→ Set task
Reproduce the listing below in its entirety. Change nothing.

→ Raw data

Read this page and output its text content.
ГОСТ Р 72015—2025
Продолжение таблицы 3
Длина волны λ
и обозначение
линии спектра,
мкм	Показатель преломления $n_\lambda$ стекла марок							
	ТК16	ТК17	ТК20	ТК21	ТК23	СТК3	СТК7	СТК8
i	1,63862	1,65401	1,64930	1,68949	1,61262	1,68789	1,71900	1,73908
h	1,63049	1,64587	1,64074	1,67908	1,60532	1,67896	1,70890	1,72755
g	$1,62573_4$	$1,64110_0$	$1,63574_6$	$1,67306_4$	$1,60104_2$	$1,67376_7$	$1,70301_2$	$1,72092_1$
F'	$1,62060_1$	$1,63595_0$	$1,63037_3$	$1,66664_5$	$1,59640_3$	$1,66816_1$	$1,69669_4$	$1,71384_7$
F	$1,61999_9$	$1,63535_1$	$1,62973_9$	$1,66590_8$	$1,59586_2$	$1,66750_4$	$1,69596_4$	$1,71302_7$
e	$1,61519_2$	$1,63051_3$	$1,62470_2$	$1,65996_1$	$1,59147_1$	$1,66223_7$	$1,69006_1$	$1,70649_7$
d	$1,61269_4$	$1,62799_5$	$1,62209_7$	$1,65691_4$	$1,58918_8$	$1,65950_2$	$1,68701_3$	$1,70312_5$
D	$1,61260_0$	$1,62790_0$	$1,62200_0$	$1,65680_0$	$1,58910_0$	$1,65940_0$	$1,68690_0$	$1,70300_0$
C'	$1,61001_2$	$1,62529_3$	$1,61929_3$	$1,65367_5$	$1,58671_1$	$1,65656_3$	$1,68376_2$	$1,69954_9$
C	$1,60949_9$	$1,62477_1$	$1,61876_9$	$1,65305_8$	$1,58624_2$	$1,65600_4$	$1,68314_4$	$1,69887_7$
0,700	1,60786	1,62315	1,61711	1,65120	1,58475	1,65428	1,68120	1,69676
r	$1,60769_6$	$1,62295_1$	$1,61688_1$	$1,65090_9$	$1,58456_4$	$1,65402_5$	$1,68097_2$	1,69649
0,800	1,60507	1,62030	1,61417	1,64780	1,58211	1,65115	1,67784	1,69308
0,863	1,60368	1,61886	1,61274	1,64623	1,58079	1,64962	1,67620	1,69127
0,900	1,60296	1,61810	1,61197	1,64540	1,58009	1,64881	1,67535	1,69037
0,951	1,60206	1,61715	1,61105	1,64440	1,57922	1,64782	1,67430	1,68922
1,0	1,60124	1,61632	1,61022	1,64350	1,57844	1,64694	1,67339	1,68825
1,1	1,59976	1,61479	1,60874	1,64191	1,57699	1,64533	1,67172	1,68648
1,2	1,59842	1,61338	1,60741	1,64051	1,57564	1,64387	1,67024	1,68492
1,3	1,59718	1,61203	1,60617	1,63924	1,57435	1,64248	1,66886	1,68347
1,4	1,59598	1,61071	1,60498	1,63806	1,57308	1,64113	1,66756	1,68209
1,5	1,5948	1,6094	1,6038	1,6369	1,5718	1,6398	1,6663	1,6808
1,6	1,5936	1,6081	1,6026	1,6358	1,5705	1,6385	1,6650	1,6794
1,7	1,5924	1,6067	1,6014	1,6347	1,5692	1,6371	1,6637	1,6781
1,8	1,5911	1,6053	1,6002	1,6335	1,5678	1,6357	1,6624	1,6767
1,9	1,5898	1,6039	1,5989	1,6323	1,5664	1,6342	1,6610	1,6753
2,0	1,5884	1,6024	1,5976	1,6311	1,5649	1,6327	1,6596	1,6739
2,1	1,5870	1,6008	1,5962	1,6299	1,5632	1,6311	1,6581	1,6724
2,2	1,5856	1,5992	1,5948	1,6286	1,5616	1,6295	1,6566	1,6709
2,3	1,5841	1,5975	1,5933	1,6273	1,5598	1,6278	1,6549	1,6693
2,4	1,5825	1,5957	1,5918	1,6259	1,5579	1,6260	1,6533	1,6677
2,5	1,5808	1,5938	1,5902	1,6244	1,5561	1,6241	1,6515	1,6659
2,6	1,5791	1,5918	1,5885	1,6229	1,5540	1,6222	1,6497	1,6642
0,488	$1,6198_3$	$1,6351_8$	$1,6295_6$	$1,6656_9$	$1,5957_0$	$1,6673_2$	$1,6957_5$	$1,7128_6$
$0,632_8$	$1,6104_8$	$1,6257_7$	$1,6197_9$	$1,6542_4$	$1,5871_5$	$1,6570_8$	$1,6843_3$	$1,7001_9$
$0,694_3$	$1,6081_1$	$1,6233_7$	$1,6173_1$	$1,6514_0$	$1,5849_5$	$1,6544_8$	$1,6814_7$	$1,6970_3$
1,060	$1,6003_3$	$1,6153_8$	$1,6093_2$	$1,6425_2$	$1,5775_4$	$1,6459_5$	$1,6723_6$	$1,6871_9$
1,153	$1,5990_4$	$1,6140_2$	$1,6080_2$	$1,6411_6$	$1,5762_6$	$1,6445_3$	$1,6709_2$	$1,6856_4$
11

→ The answer
Read this page and output its text content.
ГОСТ Р 72015—2025
Продолжение таблицы 3
Длина волны λ
и обозначение
линии спектра,
мкм	Показатель преломления $n_\lambda$ стекла марок							
	ТК16	ТК17	ТК20	ТК21	ТК23	СТК3	СТК7	СТК8
i	1,63862	1,65401	1,64930	1,68949	1,61262	1,68789	1,71900	1,73908
h	1,63049	1,64587	1,64074	1,67908	1,60532	1,67896	1,70890	1,72755
g	$1,62573_4$	$1,64110_0$	$1,63574_6$	$1,67306_4$	$1,60104_2$	$1,67376_7$	$1,70301_2$	$1,72092_1$
F'	$1,62060_1$	$1,63595_0$	$1,63037_3$	$1,66664_5$	$1,59640_3$	$1,66816_1$	$1,69669_4$	$1,71384_7$
F	$1,61999_9$	$1,63535_1$	$1,62973_9$	$1,66590_8$	$1,59586_2$	$1,66750_4$	$1,69596_4$	$1,71302_7$
e	$1,61519_2$	$1,63051_3$	$1,62470_2$	$1,65996_1$	$1,59147_1$	$1,66223_7$	$1,69006_1$	$1,70649_7$
d	$1,61269_4$	$1,62799_5$	$1,62209_7$	$1,65691_4$	$1,58918_8$	$1,65950_2$	$1,68701_3$	$1,70312_5$
D	$1,61260_0$	$1,62790_0$	$1,62200_0$	$1,65680_0$	$1,58910_0$	$1,65940_0$	$1,68690_0$	$1,70300_0$
C'	$1,61001_2$	$1,62529_3$	$1,61929_3$	$1,65367_5$	$1,58671_1$	$1,65656_3$	$1,68376_2$	$1,69954_9$
C	$1,60949_9$	$1,62477_1$	$1,61876_9$	$1,65305_8$	$1,58624_2$	$1,65600_4$	$1,68314_4$	$1,69887_7$
0,700	1,60786	1,62315	1,61711	1,65120	1,58475	1,65428	1,68120	1,69676
r	$1,60769_6$	$1,62295_1$	$1,61688_1$	$1,65090_9$	$1,58456_4$	$1,65402_5$	$1,68097_2$	1,69649
0,800	1,60507	1,62030	1,61417	1,64780	1,58211	1,65115	1,67784	1,69308
0,863	1,60368	1,61886	1,61274	1,64623	1,58079	1,64962	1,67620	1,69127
0,900	1,60296	1,61810	1,61197	1,64540	1,58009	1,64881	1,67535	1,69037
0,951	1,60206	1,61715	1,61105	1,64440	1,57922	1,64782	1,67430	1,68922
1,0	1,60124	1,61632	1,61022	1,64350	1,57844	1,64694	1,67339	1,68825
1,1	1,59976	1,61479	1,60874	1,64191	1,57699	1,64533	1,67172	1,68648
1,2	1,59842	1,61338	1,60741	1,64051	1,57564	1,64387	1,67024	1,68492
1,3	1,59718	1,61203	1,60617	1,63924	1,57435	1,64248	1,66886	1,68347
1,4	1,59598	1,61071	1,60498	1,63806	1,57308	1,64113	1,66756	1,68209
1,5	1,5948	1,6094	1,6038	1,6369	1,5718	1,6398	1,6663	1,6808
1,6	1,5936	1,6081	1,6026	1,6358	1,5705	1,6385	1,6650	1,6794
1,7	1,5924	1,6067	1,6014	1,6347	1,5692	1,6371	1,6637	1,6781
1,8	1,5911	1,6053	1,6002	1,6335	1,5678	1,6357	1,6624	1,6767
1,9	1,5898	1,6039	1,5989	1,6323	1,5664	1,6342	1,6610	1,6753
2,0	1,5884	1,6024	1,5976	1,6311	1,5649	1,6327	1,6596	1,6739
2,1	1,5870	1,6008	1,5962	1,6299	1,5632	1,6311	1,6581	1,6724
2,2	1,5856	1,5992	1,5948	1,6286	1,5616	1,6295	1,6566	1,6709
2,3	1,5841	1,5975	1,5933	1,6273	1,5598	1,6278	1,6549	1,6693
2,4	1,5825	1,5957	1,5918	1,6259	1,5579	1,6260	1,6533	1,6677
2,5	1,5808	1,5938	1,5902	1,6244	1,5561	1,6241	1,6515	1,6659
2,6	1,5791	1,5918	1,5885	1,6229	1,5540	1,6222	1,6497	1,6642
0,488	$1,6198_3$	$1,6351_8$	$1,6295_6$	$1,6656_9$	$1,5957_0$	$1,6673_2$	$1,6957_5$	$1,7128_6$
$0,632_8$	$1,6104_8$	$1,6257_7$	$1,6197_9$	$1,6542_4$	$1,5871_5$	$1,6570_8$	$1,6843_3$	$1,7001_9$
$0,694_3$	$1,6081_1$	$1,6233_7$	$1,6173_1$	$1,6514_0$	$1,5849_5$	$1,6544_8$	$1,6814_7$	$1,6970_3$
1,060	$1,6003_3$	$1,6153_8$	$1,6093_2$	$1,6425_2$	$1,5775_4$	$1,6459_5$	$1,6723_6$	$1,6871_9$
1,153	$1,5990_4$	$1,6140_2$	$1,6080_2$	$1,6411_6$	$1,5762_6$	$1,6445_3$	$1,6709_2$	$1,6856_4$
11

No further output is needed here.